Your instructions:
Reproduce the following records exactly from the line containing "Read out every word on this page." onward, ending with the last line and including it.

[Collected data entries]
--------

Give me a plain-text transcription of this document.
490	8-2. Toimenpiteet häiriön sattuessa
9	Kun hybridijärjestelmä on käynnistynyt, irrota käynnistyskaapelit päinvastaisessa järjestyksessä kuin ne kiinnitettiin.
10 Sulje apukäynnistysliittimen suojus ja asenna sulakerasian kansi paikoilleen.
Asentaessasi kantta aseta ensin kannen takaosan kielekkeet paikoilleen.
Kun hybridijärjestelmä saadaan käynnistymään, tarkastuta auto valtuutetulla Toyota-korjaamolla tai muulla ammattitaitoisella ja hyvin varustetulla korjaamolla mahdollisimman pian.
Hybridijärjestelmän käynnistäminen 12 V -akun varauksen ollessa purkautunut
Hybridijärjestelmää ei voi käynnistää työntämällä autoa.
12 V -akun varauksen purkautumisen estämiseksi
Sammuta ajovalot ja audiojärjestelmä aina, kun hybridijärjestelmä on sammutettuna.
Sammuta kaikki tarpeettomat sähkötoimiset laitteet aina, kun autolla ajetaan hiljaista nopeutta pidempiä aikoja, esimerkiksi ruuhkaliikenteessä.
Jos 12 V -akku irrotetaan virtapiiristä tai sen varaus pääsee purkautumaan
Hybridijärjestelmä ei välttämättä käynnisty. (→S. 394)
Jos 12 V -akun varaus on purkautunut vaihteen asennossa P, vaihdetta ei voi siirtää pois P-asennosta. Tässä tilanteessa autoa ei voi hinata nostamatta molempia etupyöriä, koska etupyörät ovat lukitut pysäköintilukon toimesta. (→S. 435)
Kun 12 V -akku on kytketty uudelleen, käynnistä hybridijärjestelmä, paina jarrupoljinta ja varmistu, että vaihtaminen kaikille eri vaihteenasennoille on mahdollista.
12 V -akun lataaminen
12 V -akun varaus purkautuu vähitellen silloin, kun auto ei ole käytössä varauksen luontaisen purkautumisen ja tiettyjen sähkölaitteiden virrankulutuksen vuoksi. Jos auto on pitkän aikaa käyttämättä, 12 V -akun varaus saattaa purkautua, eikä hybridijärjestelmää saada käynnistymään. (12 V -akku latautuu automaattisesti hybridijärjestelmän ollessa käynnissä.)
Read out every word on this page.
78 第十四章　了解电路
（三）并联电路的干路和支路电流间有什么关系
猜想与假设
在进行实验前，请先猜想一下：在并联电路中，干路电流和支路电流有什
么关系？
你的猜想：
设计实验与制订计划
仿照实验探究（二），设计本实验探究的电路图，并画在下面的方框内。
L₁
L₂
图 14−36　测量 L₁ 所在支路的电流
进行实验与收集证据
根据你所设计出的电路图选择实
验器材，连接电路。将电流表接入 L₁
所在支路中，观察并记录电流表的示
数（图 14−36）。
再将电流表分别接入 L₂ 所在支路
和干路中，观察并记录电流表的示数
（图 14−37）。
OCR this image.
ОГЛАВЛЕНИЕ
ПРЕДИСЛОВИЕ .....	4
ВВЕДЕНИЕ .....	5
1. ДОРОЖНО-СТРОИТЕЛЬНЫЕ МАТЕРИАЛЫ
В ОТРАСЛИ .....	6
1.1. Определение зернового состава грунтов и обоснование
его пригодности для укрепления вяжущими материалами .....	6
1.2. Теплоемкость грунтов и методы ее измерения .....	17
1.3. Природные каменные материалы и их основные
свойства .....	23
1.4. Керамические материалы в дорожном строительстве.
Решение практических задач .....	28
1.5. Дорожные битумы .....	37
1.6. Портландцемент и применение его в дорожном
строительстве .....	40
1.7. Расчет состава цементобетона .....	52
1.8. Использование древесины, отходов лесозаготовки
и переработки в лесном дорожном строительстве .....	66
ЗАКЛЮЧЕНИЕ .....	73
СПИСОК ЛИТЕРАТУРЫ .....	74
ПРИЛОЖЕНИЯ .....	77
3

--------

Task response:
Read out every word on this page.
78 第十四章　了解电路
（三）并联电路的干路和支路电流间有什么关系
猜想与假设
在进行实验前，请先猜想一下：在并联电路中，干路电流和支路电流有什
么关系？
你的猜想：
设计实验与制订计划
仿照实验探究（二），设计本实验探究的电路图，并画在下面的方框内。
L₁
L₂
图 14−36　测量 L₁ 所在支路的电流
进行实验与收集证据
根据你所设计出的电路图选择实
验器材，连接电路。将电流表接入 L₁
所在支路中，观察并记录电流表的示
数（图 14−36）。
再将电流表分别接入 L₂ 所在支路
和干路中，观察并记录电流表的示数
（图 14−37）。
OCR this image.
ОГЛАВЛЕНИЕ
ПРЕДИСЛОВИЕ .....	4
ВВЕДЕНИЕ .....	5
1. ДОРОЖНО-СТРОИТЕЛЬНЫЕ МАТЕРИАЛЫ
В ОТРАСЛИ .....	6
1.1. Определение зернового состава грунтов и обоснование
его пригодности для укрепления вяжущими материалами .....	6
1.2. Теплоемкость грунтов и методы ее измерения .....	17
1.3. Природные каменные материалы и их основные
свойства .....	23
1.4. Керамические материалы в дорожном строительстве.
Решение практических задач .....	28
1.5. Дорожные битумы .....	37
1.6. Портландцемент и применение его в дорожном
строительстве .....	40
1.7. Расчет состава цементобетона .....	52
1.8. Использование древесины, отходов лесозаготовки
и переработки в лесном дорожном строительстве .....	66
ЗАКЛЮЧЕНИЕ .....	73
СПИСОК ЛИТЕРАТУРЫ .....	74
ПРИЛОЖЕНИЯ .....	77
3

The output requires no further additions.